- What needs to be done -
Reproduce this listing in full.

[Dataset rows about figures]
* * * * *

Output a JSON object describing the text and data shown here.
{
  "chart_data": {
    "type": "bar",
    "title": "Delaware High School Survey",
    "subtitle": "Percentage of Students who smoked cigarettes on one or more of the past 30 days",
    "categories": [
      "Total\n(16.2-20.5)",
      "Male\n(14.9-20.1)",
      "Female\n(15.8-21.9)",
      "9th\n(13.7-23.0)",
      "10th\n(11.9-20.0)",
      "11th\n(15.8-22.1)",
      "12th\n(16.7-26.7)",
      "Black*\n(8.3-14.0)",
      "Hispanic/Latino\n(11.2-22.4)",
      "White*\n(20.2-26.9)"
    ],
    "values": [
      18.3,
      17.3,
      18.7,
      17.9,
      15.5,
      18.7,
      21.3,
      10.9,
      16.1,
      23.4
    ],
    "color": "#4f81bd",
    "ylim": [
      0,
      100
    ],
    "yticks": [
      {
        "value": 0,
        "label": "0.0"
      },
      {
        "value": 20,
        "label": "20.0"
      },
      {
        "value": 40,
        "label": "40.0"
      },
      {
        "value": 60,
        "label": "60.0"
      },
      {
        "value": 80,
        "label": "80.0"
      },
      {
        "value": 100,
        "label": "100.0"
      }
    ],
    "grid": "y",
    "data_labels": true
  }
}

* * * * *

- Right answer -
Output a JSON object describing the text and data shown here.
{
  "chart_data": {
    "type": "bar",
    "title": "Delaware High School Survey",
    "subtitle": "Percentage of Students who smoked cigarettes on one or more of the past 30 days",
    "categories": [
      "Total\n(16.2-20.5)",
      "Male\n(14.9-20.1)",
      "Female\n(15.8-21.9)",
      "9th\n(13.7-23.0)",
      "10th\n(11.9-20.0)",
      "11th\n(15.8-22.1)",
      "12th\n(16.7-26.7)",
      "Black*\n(8.3-14.0)",
      "Hispanic/Latino\n(11.2-22.4)",
      "White*\n(20.2-26.9)"
    ],
    "values": [
      18.3,
      17.3,
      18.7,
      17.9,
      15.5,
      18.7,
      21.3,
      10.9,
      16.1,
      23.4
    ],
    "color": "#4f81bd",
    "ylim": [
      0,
      100
    ],
    "yticks": [
      {
        "value": 0,
        "label": "0.0"
      },
      {
        "value": 20,
        "label": "20.0"
      },
      {
        "value": 40,
        "label": "40.0"
      },
      {
        "value": 60,
        "label": "60.0"
      },
      {
        "value": 80,
        "label": "80.0"
      },
      {
        "value": 100,
        "label": "100.0"
      }
    ],
    "grid": "y",
    "data_labels": true
  }
}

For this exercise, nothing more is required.